Check each line of the listing, and copy it if it contains the word "follow".

======== RECORDS SHOWN

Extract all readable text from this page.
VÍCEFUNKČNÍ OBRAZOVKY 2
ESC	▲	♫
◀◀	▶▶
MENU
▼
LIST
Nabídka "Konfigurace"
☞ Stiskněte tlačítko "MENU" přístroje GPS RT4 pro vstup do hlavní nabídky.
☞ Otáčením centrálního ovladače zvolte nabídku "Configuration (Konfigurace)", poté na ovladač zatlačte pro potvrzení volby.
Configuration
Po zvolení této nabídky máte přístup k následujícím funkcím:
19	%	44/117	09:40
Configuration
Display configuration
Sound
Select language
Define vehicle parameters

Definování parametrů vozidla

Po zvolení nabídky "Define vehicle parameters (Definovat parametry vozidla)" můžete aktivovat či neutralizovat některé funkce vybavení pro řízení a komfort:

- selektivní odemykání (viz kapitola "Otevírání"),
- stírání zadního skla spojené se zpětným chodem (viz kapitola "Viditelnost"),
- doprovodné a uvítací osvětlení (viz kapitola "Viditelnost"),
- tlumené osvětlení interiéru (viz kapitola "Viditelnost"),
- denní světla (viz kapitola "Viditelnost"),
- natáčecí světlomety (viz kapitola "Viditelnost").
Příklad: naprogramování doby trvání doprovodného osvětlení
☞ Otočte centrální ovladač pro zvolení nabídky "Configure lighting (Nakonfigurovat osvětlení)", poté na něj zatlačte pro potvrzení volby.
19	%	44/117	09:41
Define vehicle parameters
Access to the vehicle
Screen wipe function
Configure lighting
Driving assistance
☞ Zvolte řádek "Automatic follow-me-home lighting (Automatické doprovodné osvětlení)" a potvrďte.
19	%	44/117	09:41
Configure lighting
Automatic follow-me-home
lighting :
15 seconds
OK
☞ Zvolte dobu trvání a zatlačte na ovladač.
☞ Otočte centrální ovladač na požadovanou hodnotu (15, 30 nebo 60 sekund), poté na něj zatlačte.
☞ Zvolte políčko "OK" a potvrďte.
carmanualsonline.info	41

================

** RESULT BELOW **
☞ Zvolte řádek "Automatic follow-me-home lighting (Automatické doprovodné osvětlení)" a potvrďte.
Automatic follow-me-home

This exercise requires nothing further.